> [Listed records]:
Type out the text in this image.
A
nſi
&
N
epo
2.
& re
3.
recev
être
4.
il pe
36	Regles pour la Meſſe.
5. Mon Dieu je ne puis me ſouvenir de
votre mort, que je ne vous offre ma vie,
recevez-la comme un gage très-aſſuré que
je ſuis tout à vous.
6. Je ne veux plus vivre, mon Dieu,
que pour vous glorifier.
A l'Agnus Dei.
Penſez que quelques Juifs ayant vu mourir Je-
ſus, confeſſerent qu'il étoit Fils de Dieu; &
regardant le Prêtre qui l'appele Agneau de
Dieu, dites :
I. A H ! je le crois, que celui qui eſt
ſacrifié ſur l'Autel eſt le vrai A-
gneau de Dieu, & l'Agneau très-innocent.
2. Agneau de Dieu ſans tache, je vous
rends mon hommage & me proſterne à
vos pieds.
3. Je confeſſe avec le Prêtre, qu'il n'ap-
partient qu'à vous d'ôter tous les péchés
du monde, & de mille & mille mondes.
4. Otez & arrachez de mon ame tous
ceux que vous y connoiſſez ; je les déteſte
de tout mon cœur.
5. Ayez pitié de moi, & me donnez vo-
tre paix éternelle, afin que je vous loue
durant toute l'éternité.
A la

> [Problem description]:
Reproduce each record exactly, leaving nothing out.

> [Answer to this task]:
Type out the text in this image.
A
nſi
&
N
epo
2.
& re
3.
recev
être
4.
il pe
36	Regles pour la Meſſe.
5. Mon Dieu je ne puis me ſouvenir de
votre mort, que je ne vous offre ma vie,
recevez-la comme un gage très-aſſuré que
je ſuis tout à vous.
6. Je ne veux plus vivre, mon Dieu,
que pour vous glorifier.
A l'Agnus Dei.
Penſez que quelques Juifs ayant vu mourir Je-
ſus, confeſſerent qu'il étoit Fils de Dieu; &
regardant le Prêtre qui l'appele Agneau de
Dieu, dites :
I. A H ! je le crois, que celui qui eſt
ſacrifié ſur l'Autel eſt le vrai A-
gneau de Dieu, & l'Agneau très-innocent.
2. Agneau de Dieu ſans tache, je vous
rends mon hommage & me proſterne à
vos pieds.
3. Je confeſſe avec le Prêtre, qu'il n'ap-
partient qu'à vous d'ôter tous les péchés
du monde, & de mille & mille mondes.
4. Otez & arrachez de mon ame tous
ceux que vous y connoiſſez ; je les déteſte
de tout mon cœur.
5. Ayez pitié de moi, & me donnez vo-
tre paix éternelle, afin que je vous loue
durant toute l'éternité.
A la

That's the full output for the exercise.